— START —

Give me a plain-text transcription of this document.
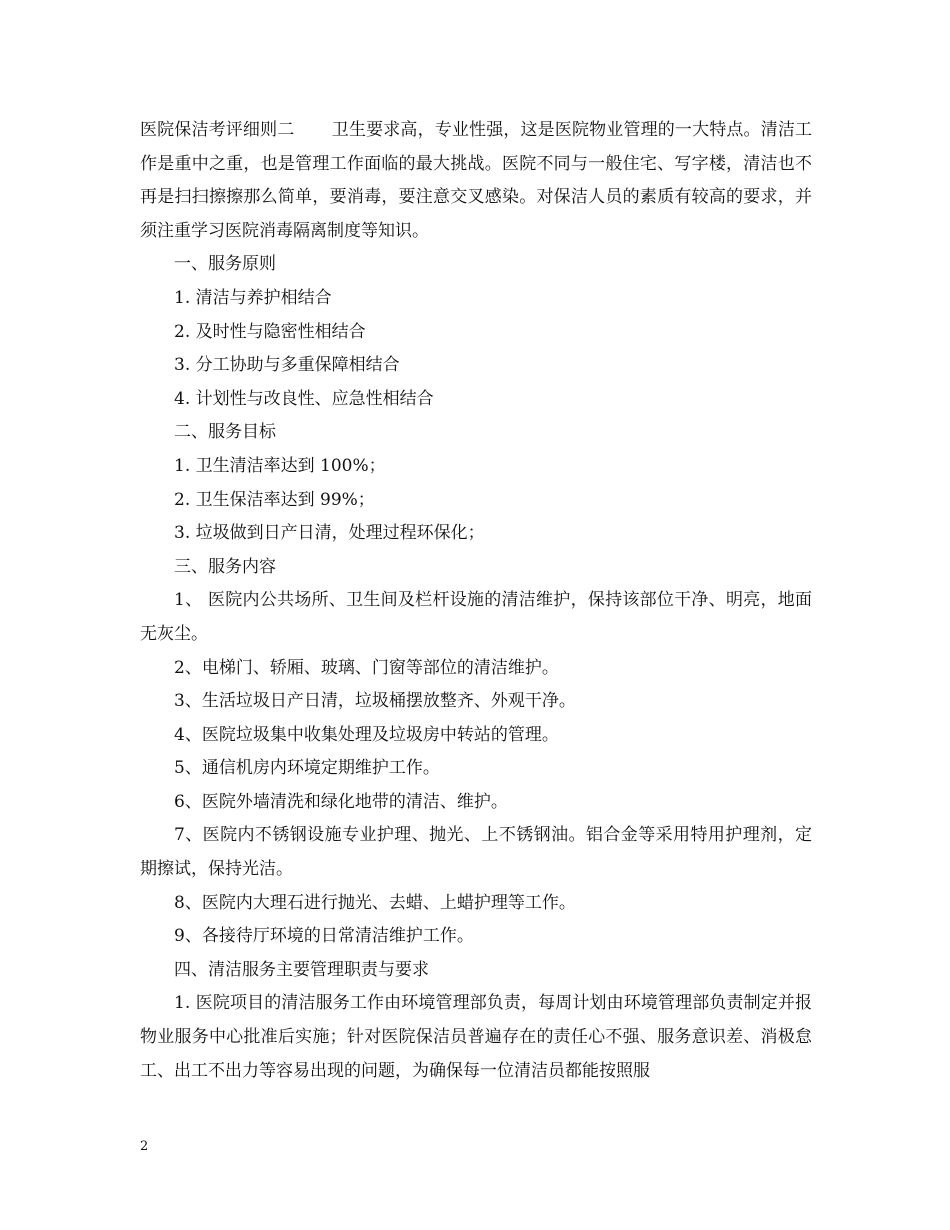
医院保洁考评细则二 卫生要求高，专业性强，这是医院物业管理的一大特点。清洁工作是重中之重，也是管理工作面临的最大挑战。医院不同与一般住宅、写字楼，清洁也不再是扫扫擦擦那么简单，要消毒，要注意交叉感染。对保洁人员的素质有较高的要求，并须注重学习医院消毒隔离制度等知识。

一、服务原则

1. 清洁与养护相结合

2. 及时性与隐密性相结合

3. 分工协助与多重保障相结合

4. 计划性与改良性、应急性相结合

二、服务目标

1. 卫生清洁率达到 100%；

2. 卫生保洁率达到 99%；

3. 垃圾做到日产日清，处理过程环保化；

三、服务内容

1、 医院内公共场所、卫生间及栏杆设施的清洁维护，保持该部位干净、明亮，地面无灰尘。

2、电梯门、轿厢、玻璃、门窗等部位的清洁维护。

3、生活垃圾日产日清，垃圾桶摆放整齐、外观干净。

4、医院垃圾集中收集处理及垃圾房中转站的管理。

5、通信机房内环境定期维护工作。

6、医院外墙清洗和绿化地带的清洁、维护。

7、医院内不锈钢设施专业护理、抛光、上不锈钢油。铝合金等采用特用护理剂，定期擦试，保持光洁。

8、医院内大理石进行抛光、去蜡、上蜡护理等工作。

9、各接待厅环境的日常清洁维护工作。

四、清洁服务主要管理职责与要求

1. 医院项目的清洁服务工作由环境管理部负责，每周计划由环境管理部负责制定并报物业服务中心批准后实施；针对医院保洁员普遍存在的责任心不强、服务意识差、消极怠工、出工不出力等容易出现的问题，为确保每一位清洁员都能按照服

2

— END —

- _WRITTEN EXERCISE_: Images in the data above are to be skipped. Retype all other material exactly.

- _RESULT FOR THIS TASK_:
Give me a plain-text transcription of this document.
医院保洁考评细则二 卫生要求高，专业性强，这是医院物业管理的一大特点。清洁工作是重中之重，也是管理工作面临的最大挑战。医院不同与一般住宅、写字楼，清洁也不再是扫扫擦擦那么简单，要消毒，要注意交叉感染。对保洁人员的素质有较高的要求，并须注重学习医院消毒隔离制度等知识。

一、服务原则

1. 清洁与养护相结合

2. 及时性与隐密性相结合

3. 分工协助与多重保障相结合

4. 计划性与改良性、应急性相结合

二、服务目标

1. 卫生清洁率达到 100%；

2. 卫生保洁率达到 99%；

3. 垃圾做到日产日清，处理过程环保化；

三、服务内容

1、 医院内公共场所、卫生间及栏杆设施的清洁维护，保持该部位干净、明亮，地面无灰尘。

2、电梯门、轿厢、玻璃、门窗等部位的清洁维护。

3、生活垃圾日产日清，垃圾桶摆放整齐、外观干净。

4、医院垃圾集中收集处理及垃圾房中转站的管理。

5、通信机房内环境定期维护工作。

6、医院外墙清洗和绿化地带的清洁、维护。

7、医院内不锈钢设施专业护理、抛光、上不锈钢油。铝合金等采用特用护理剂，定期擦试，保持光洁。

8、医院内大理石进行抛光、去蜡、上蜡护理等工作。

9、各接待厅环境的日常清洁维护工作。

四、清洁服务主要管理职责与要求

1. 医院项目的清洁服务工作由环境管理部负责，每周计划由环境管理部负责制定并报物业服务中心批准后实施；针对医院保洁员普遍存在的责任心不强、服务意识差、消极怠工、出工不出力等容易出现的问题，为确保每一位清洁员都能按照服

2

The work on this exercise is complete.